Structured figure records
— begin —

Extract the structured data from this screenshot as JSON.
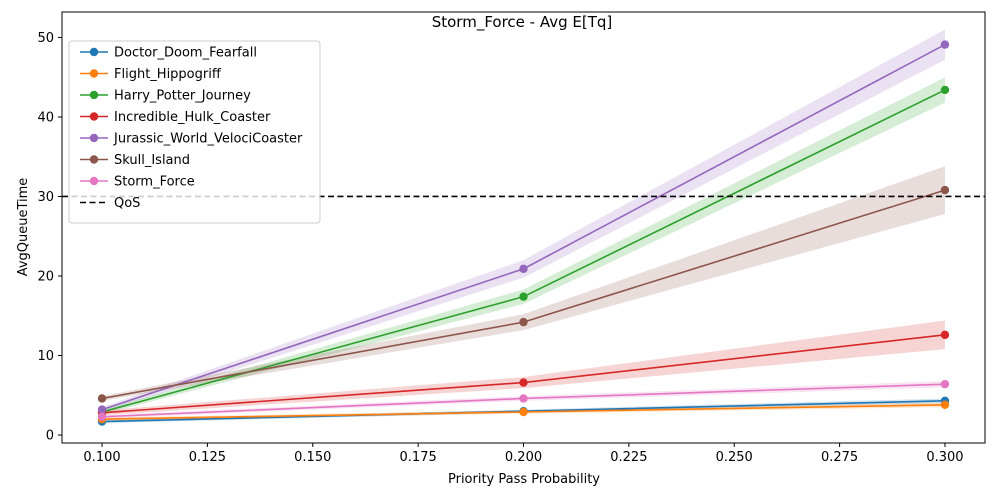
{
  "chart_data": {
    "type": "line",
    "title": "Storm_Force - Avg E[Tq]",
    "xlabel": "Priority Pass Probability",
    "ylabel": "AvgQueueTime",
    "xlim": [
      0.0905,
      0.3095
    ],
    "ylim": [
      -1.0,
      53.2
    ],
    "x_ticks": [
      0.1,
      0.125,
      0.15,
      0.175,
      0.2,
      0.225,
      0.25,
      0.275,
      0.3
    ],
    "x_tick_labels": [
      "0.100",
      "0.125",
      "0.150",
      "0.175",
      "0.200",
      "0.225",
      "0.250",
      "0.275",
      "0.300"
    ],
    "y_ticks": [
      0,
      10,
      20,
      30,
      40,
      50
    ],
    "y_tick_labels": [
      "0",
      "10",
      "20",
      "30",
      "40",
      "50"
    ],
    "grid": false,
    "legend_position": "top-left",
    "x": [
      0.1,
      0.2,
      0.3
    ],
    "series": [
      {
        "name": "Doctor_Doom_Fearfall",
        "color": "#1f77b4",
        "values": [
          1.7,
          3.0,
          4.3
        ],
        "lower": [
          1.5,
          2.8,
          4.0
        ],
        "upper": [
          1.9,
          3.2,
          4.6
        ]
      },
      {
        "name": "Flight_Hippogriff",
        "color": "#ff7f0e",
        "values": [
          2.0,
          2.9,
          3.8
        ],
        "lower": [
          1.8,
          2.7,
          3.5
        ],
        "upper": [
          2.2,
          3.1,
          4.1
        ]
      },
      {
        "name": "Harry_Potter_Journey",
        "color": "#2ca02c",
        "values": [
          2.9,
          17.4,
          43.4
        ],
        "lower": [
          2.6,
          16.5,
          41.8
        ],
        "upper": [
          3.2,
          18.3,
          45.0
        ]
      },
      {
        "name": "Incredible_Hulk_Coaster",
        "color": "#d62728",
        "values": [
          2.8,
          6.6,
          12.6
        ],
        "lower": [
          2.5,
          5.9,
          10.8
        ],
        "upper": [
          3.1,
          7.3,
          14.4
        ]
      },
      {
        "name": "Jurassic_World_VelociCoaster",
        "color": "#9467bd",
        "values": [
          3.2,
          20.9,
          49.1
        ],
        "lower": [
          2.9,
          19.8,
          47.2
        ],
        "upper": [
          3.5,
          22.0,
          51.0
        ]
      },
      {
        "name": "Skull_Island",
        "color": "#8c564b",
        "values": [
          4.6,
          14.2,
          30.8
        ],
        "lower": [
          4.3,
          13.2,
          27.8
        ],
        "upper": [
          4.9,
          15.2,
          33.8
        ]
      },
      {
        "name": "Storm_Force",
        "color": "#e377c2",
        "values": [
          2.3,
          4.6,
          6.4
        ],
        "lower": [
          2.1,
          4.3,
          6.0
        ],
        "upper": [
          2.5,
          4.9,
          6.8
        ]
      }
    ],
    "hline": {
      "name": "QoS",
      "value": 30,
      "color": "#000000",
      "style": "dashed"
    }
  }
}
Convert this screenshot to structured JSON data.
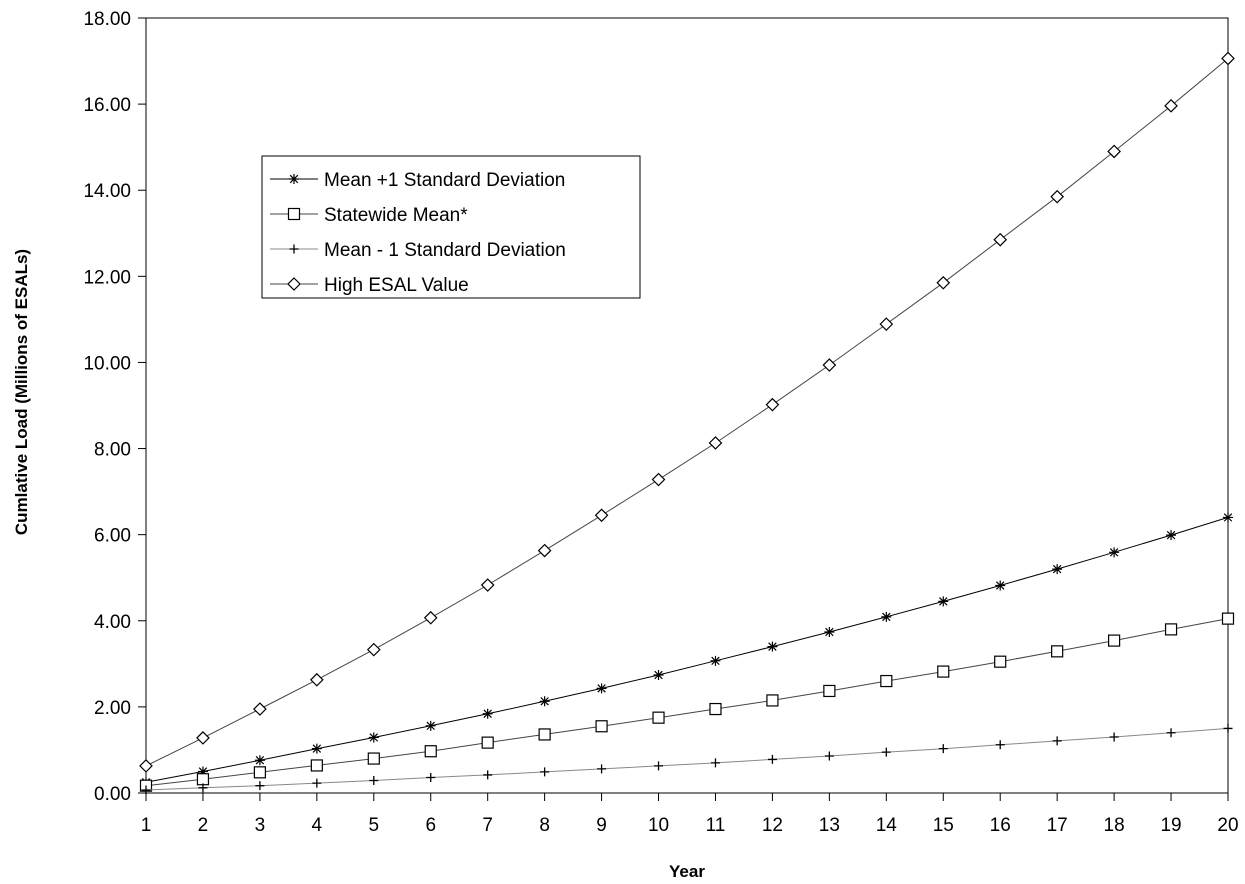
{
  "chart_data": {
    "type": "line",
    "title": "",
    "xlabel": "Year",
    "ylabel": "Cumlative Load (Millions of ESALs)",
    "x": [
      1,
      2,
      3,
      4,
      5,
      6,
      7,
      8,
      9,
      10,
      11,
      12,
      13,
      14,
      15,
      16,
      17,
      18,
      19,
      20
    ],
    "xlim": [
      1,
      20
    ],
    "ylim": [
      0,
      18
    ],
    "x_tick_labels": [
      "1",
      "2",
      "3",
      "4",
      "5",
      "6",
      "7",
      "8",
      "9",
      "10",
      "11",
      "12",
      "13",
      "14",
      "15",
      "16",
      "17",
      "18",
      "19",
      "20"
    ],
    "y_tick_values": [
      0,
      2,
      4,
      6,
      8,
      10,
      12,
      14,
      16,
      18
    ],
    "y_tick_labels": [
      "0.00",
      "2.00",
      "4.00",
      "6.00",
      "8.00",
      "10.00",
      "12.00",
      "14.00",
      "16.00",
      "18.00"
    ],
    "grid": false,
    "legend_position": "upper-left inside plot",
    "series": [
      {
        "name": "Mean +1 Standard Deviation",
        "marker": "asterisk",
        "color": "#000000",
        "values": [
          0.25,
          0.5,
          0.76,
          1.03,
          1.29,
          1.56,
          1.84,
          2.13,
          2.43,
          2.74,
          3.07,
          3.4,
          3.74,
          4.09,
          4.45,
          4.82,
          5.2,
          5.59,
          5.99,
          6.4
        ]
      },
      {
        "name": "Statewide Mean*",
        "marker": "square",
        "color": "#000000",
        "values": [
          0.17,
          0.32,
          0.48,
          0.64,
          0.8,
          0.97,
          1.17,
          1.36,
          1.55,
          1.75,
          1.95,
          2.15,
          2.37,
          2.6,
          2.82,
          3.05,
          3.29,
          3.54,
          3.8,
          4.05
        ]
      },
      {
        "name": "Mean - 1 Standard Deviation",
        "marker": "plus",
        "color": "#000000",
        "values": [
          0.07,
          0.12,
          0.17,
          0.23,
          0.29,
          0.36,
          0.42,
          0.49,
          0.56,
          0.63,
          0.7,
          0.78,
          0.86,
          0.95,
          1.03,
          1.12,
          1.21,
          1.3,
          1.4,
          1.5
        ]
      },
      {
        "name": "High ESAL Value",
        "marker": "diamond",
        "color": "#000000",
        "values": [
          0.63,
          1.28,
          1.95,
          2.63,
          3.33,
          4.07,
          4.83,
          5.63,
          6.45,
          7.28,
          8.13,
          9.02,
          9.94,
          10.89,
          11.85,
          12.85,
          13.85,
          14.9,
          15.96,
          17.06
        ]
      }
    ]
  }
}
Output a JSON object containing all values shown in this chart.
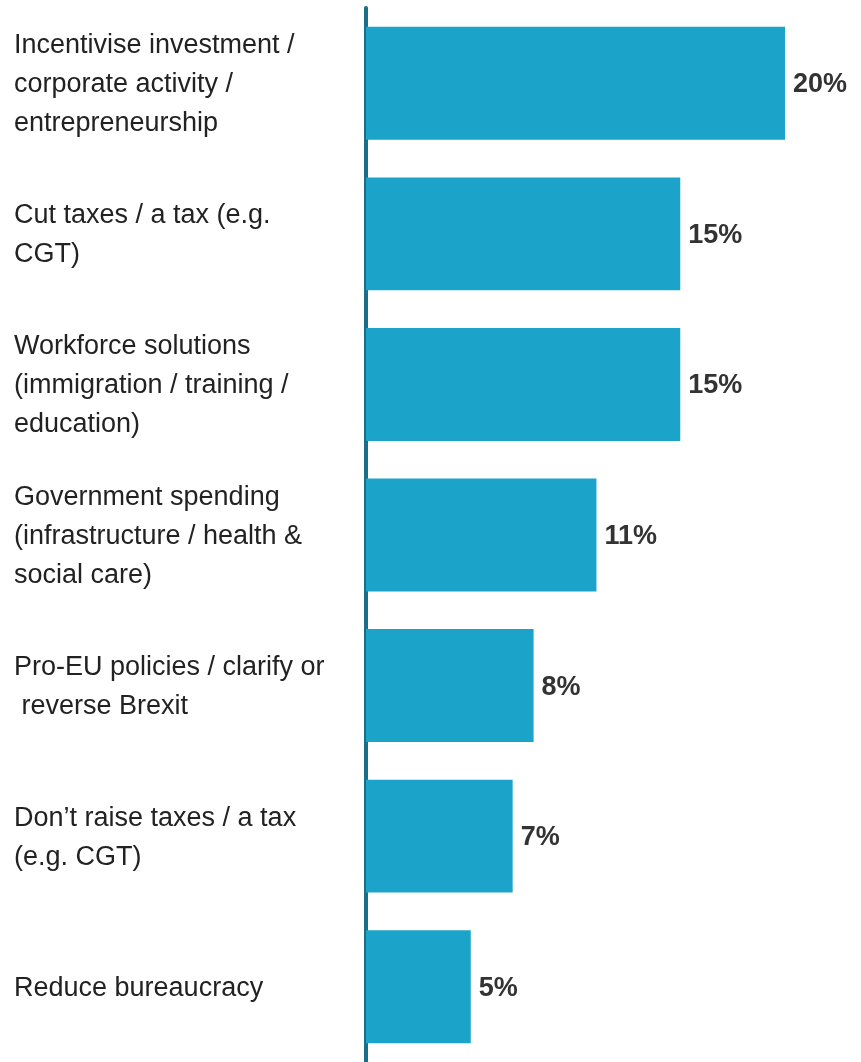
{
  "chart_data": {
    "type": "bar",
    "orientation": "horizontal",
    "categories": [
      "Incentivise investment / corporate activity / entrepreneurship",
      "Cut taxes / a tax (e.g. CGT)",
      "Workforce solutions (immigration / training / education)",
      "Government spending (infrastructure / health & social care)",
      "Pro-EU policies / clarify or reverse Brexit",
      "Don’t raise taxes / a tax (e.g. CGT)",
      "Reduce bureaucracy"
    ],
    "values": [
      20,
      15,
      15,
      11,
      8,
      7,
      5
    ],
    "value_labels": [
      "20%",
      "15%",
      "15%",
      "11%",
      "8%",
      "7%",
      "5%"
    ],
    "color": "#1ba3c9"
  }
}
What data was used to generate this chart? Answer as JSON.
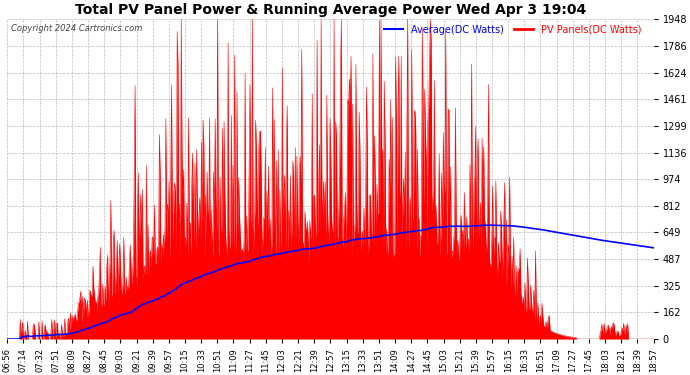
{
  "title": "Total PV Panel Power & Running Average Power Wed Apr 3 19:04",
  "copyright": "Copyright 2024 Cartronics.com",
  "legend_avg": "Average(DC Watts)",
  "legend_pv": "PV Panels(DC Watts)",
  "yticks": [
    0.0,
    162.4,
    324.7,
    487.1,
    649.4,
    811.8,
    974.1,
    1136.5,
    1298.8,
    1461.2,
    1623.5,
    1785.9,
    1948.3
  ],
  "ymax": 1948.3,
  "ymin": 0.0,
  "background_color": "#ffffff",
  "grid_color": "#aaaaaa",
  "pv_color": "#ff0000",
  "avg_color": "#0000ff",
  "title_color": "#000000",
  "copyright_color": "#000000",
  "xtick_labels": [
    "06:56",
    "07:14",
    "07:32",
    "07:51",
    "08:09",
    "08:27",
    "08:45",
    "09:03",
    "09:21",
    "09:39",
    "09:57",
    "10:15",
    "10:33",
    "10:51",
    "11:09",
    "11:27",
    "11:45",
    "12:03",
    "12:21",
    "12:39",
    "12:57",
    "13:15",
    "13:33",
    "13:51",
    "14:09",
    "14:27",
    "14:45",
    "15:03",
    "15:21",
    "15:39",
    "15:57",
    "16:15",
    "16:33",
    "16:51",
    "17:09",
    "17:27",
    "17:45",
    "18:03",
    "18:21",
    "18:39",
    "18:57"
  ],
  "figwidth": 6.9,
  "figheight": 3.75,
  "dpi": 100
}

— end —

WHAT IS BEING ASKED
Show all lines in the entries above where the word "this" appears.

THE ANSWER
Extract the structured data from this screenshot as JSON.
Convert this screenshot to structured JSON data.
Output a JSON object containing all values shown in this chart.
What data was used to generate this chart? Answer as JSON.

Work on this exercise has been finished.